● **Records for this task**:
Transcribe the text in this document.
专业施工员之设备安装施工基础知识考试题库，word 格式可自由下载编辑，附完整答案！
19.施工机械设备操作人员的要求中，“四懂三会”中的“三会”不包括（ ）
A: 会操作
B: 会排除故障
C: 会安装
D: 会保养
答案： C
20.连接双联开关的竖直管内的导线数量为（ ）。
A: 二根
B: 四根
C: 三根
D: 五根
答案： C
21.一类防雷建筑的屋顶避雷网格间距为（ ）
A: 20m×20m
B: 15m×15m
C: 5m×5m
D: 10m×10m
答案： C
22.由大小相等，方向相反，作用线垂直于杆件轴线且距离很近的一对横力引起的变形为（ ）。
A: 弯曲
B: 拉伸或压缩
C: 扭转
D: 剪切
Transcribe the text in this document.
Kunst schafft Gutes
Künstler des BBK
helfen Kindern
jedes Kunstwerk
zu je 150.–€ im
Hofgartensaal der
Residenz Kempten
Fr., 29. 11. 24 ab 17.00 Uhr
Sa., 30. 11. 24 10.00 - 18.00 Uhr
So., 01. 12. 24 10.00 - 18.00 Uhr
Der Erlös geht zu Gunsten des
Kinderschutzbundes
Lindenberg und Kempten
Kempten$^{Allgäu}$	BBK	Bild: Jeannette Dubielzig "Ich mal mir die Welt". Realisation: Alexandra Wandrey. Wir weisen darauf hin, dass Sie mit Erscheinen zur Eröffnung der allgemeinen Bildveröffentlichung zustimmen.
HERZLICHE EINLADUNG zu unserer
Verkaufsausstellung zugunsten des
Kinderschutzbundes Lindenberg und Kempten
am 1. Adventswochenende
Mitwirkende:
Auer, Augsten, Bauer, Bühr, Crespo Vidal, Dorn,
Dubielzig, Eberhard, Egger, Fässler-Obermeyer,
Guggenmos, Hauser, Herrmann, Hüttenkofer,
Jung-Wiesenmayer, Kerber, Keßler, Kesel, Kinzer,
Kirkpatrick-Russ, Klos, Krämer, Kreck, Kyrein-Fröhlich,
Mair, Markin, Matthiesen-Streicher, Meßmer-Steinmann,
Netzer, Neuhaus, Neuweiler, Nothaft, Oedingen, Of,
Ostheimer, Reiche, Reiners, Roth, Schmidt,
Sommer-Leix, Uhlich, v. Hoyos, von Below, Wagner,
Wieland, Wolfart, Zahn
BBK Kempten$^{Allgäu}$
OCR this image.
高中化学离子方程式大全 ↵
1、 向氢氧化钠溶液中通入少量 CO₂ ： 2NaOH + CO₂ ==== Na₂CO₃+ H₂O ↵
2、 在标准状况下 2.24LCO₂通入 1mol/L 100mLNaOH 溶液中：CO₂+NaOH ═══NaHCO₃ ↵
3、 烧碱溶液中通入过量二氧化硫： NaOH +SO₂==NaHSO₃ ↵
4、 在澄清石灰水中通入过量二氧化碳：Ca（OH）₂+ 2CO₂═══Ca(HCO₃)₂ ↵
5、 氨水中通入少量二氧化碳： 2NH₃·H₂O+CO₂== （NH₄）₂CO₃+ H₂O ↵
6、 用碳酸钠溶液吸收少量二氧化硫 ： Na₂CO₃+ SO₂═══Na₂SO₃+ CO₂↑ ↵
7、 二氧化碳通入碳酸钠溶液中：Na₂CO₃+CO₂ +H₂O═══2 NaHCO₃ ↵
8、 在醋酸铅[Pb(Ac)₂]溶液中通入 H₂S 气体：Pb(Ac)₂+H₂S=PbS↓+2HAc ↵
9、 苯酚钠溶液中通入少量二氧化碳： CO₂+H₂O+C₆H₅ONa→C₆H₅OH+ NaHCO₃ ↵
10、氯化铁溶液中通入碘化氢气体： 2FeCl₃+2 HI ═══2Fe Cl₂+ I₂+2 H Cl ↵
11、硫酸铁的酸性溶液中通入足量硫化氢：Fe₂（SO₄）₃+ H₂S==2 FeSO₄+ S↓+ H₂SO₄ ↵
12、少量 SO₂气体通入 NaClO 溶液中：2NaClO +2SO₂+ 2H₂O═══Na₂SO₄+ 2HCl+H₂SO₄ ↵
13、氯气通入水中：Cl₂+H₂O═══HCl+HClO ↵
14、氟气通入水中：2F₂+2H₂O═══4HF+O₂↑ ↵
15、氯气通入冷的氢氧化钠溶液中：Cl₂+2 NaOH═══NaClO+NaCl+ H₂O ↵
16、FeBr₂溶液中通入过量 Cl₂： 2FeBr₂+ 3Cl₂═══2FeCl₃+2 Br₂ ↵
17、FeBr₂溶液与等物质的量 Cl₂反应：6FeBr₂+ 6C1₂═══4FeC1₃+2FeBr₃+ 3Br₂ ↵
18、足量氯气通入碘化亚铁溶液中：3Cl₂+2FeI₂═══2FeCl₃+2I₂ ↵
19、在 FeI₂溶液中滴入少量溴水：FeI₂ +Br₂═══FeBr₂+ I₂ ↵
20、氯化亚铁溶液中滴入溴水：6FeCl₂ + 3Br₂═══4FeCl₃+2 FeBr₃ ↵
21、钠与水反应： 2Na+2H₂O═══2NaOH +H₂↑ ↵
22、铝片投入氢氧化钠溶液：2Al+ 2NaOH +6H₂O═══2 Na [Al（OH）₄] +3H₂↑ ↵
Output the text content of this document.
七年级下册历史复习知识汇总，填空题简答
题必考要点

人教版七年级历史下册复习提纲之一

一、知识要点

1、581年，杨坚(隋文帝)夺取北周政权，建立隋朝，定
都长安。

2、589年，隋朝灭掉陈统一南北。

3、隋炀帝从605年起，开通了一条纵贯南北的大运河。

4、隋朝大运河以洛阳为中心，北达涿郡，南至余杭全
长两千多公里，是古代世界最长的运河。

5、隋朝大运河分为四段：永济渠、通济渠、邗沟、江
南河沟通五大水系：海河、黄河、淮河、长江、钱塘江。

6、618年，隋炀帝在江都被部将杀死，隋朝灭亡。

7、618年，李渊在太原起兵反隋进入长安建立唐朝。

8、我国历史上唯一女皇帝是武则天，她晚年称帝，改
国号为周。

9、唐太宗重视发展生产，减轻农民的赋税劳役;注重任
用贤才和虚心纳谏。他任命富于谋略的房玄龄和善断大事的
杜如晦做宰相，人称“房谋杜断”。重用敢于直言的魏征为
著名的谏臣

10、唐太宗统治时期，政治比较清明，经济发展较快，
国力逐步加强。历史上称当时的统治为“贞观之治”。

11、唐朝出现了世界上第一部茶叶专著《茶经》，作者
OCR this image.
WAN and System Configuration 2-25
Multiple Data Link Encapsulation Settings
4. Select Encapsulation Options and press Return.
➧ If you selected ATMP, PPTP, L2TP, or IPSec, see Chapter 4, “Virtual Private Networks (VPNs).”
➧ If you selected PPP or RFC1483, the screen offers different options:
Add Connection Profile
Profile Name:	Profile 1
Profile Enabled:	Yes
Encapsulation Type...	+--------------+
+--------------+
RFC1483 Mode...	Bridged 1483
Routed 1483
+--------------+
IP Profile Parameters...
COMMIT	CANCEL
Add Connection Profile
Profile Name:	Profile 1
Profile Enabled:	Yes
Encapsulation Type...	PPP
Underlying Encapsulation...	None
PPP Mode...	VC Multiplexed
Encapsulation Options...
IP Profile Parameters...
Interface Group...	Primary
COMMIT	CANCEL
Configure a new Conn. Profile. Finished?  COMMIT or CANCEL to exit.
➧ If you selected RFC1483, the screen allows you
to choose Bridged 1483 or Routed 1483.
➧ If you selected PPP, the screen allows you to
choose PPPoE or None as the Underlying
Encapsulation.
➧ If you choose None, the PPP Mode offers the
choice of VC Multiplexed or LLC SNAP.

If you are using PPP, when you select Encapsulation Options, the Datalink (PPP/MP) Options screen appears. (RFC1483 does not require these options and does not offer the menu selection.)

● **Exercise aim**:
Reproduce every line of the data verbatim.

● **Answer to the exercise**:
Transcribe the text in this document.
专业施工员之设备安装施工基础知识考试题库，word 格式可自由下载编辑，附完整答案！
19.施工机械设备操作人员的要求中，“四懂三会”中的“三会”不包括（ ）
A: 会操作
B: 会排除故障
C: 会安装
D: 会保养
答案： C
20.连接双联开关的竖直管内的导线数量为（ ）。
A: 二根
B: 四根
C: 三根
D: 五根
答案： C
21.一类防雷建筑的屋顶避雷网格间距为（ ）
A: 20m×20m
B: 15m×15m
C: 5m×5m
D: 10m×10m
答案： C
22.由大小相等，方向相反，作用线垂直于杆件轴线且距离很近的一对横力引起的变形为（ ）。
A: 弯曲
B: 拉伸或压缩
C: 扭转
D: 剪切
Transcribe the text in this document.
Kunst schafft Gutes
Künstler des BBK
helfen Kindern
jedes Kunstwerk
zu je 150.–€ im
Hofgartensaal der
Residenz Kempten
Fr., 29. 11. 24 ab 17.00 Uhr
Sa., 30. 11. 24 10.00 - 18.00 Uhr
So., 01. 12. 24 10.00 - 18.00 Uhr
Der Erlös geht zu Gunsten des
Kinderschutzbundes
Lindenberg und Kempten
Kempten$^{Allgäu}$	BBK	Bild: Jeannette Dubielzig "Ich mal mir die Welt". Realisation: Alexandra Wandrey. Wir weisen darauf hin, dass Sie mit Erscheinen zur Eröffnung der allgemeinen Bildveröffentlichung zustimmen.
HERZLICHE EINLADUNG zu unserer
Verkaufsausstellung zugunsten des
Kinderschutzbundes Lindenberg und Kempten
am 1. Adventswochenende
Mitwirkende:
Auer, Augsten, Bauer, Bühr, Crespo Vidal, Dorn,
Dubielzig, Eberhard, Egger, Fässler-Obermeyer,
Guggenmos, Hauser, Herrmann, Hüttenkofer,
Jung-Wiesenmayer, Kerber, Keßler, Kesel, Kinzer,
Kirkpatrick-Russ, Klos, Krämer, Kreck, Kyrein-Fröhlich,
Mair, Markin, Matthiesen-Streicher, Meßmer-Steinmann,
Netzer, Neuhaus, Neuweiler, Nothaft, Oedingen, Of,
Ostheimer, Reiche, Reiners, Roth, Schmidt,
Sommer-Leix, Uhlich, v. Hoyos, von Below, Wagner,
Wieland, Wolfart, Zahn
BBK Kempten$^{Allgäu}$
OCR this image.
高中化学离子方程式大全 ↵
1、 向氢氧化钠溶液中通入少量 CO₂ ： 2NaOH + CO₂ ==== Na₂CO₃+ H₂O ↵
2、 在标准状况下 2.24LCO₂通入 1mol/L 100mLNaOH 溶液中：CO₂+NaOH ═══NaHCO₃ ↵
3、 烧碱溶液中通入过量二氧化硫： NaOH +SO₂==NaHSO₃ ↵
4、 在澄清石灰水中通入过量二氧化碳：Ca（OH）₂+ 2CO₂═══Ca(HCO₃)₂ ↵
5、 氨水中通入少量二氧化碳： 2NH₃·H₂O+CO₂== （NH₄）₂CO₃+ H₂O ↵
6、 用碳酸钠溶液吸收少量二氧化硫 ： Na₂CO₃+ SO₂═══Na₂SO₃+ CO₂↑ ↵
7、 二氧化碳通入碳酸钠溶液中：Na₂CO₃+CO₂ +H₂O═══2 NaHCO₃ ↵
8、 在醋酸铅[Pb(Ac)₂]溶液中通入 H₂S 气体：Pb(Ac)₂+H₂S=PbS↓+2HAc ↵
9、 苯酚钠溶液中通入少量二氧化碳： CO₂+H₂O+C₆H₅ONa→C₆H₅OH+ NaHCO₃ ↵
10、氯化铁溶液中通入碘化氢气体： 2FeCl₃+2 HI ═══2Fe Cl₂+ I₂+2 H Cl ↵
11、硫酸铁的酸性溶液中通入足量硫化氢：Fe₂（SO₄）₃+ H₂S==2 FeSO₄+ S↓+ H₂SO₄ ↵
12、少量 SO₂气体通入 NaClO 溶液中：2NaClO +2SO₂+ 2H₂O═══Na₂SO₄+ 2HCl+H₂SO₄ ↵
13、氯气通入水中：Cl₂+H₂O═══HCl+HClO ↵
14、氟气通入水中：2F₂+2H₂O═══4HF+O₂↑ ↵
15、氯气通入冷的氢氧化钠溶液中：Cl₂+2 NaOH═══NaClO+NaCl+ H₂O ↵
16、FeBr₂溶液中通入过量 Cl₂： 2FeBr₂+ 3Cl₂═══2FeCl₃+2 Br₂ ↵
17、FeBr₂溶液与等物质的量 Cl₂反应：6FeBr₂+ 6C1₂═══4FeC1₃+2FeBr₃+ 3Br₂ ↵
18、足量氯气通入碘化亚铁溶液中：3Cl₂+2FeI₂═══2FeCl₃+2I₂ ↵
19、在 FeI₂溶液中滴入少量溴水：FeI₂ +Br₂═══FeBr₂+ I₂ ↵
20、氯化亚铁溶液中滴入溴水：6FeCl₂ + 3Br₂═══4FeCl₃+2 FeBr₃ ↵
21、钠与水反应： 2Na+2H₂O═══2NaOH +H₂↑ ↵
22、铝片投入氢氧化钠溶液：2Al+ 2NaOH +6H₂O═══2 Na [Al（OH）₄] +3H₂↑ ↵
Output the text content of this document.
七年级下册历史复习知识汇总，填空题简答
题必考要点

人教版七年级历史下册复习提纲之一

一、知识要点

1、581年，杨坚(隋文帝)夺取北周政权，建立隋朝，定
都长安。

2、589年，隋朝灭掉陈统一南北。

3、隋炀帝从605年起，开通了一条纵贯南北的大运河。

4、隋朝大运河以洛阳为中心，北达涿郡，南至余杭全
长两千多公里，是古代世界最长的运河。

5、隋朝大运河分为四段：永济渠、通济渠、邗沟、江
南河沟通五大水系：海河、黄河、淮河、长江、钱塘江。

6、618年，隋炀帝在江都被部将杀死，隋朝灭亡。

7、618年，李渊在太原起兵反隋进入长安建立唐朝。

8、我国历史上唯一女皇帝是武则天，她晚年称帝，改
国号为周。

9、唐太宗重视发展生产，减轻农民的赋税劳役;注重任
用贤才和虚心纳谏。他任命富于谋略的房玄龄和善断大事的
杜如晦做宰相，人称“房谋杜断”。重用敢于直言的魏征为
著名的谏臣

10、唐太宗统治时期，政治比较清明，经济发展较快，
国力逐步加强。历史上称当时的统治为“贞观之治”。

11、唐朝出现了世界上第一部茶叶专著《茶经》，作者
OCR this image.
WAN and System Configuration 2-25
Multiple Data Link Encapsulation Settings
4. Select Encapsulation Options and press Return.
➧ If you selected ATMP, PPTP, L2TP, or IPSec, see Chapter 4, “Virtual Private Networks (VPNs).”
➧ If you selected PPP or RFC1483, the screen offers different options:
Add Connection Profile
Profile Name:	Profile 1
Profile Enabled:	Yes
Encapsulation Type...	+--------------+
+--------------+
RFC1483 Mode...	Bridged 1483
Routed 1483
+--------------+
IP Profile Parameters...
COMMIT	CANCEL
Add Connection Profile
Profile Name:	Profile 1
Profile Enabled:	Yes
Encapsulation Type...	PPP
Underlying Encapsulation...	None
PPP Mode...	VC Multiplexed
Encapsulation Options...
IP Profile Parameters...
Interface Group...	Primary
COMMIT	CANCEL
Configure a new Conn. Profile. Finished?  COMMIT or CANCEL to exit.
➧ If you selected RFC1483, the screen allows you
to choose Bridged 1483 or Routed 1483.
➧ If you selected PPP, the screen allows you to
choose PPPoE or None as the Underlying
Encapsulation.
➧ If you choose None, the PPP Mode offers the
choice of VC Multiplexed or LLC SNAP.

If you are using PPP, when you select Encapsulation Options, the Datalink (PPP/MP) Options screen appears. (RFC1483 does not require these options and does not offer the menu selection.)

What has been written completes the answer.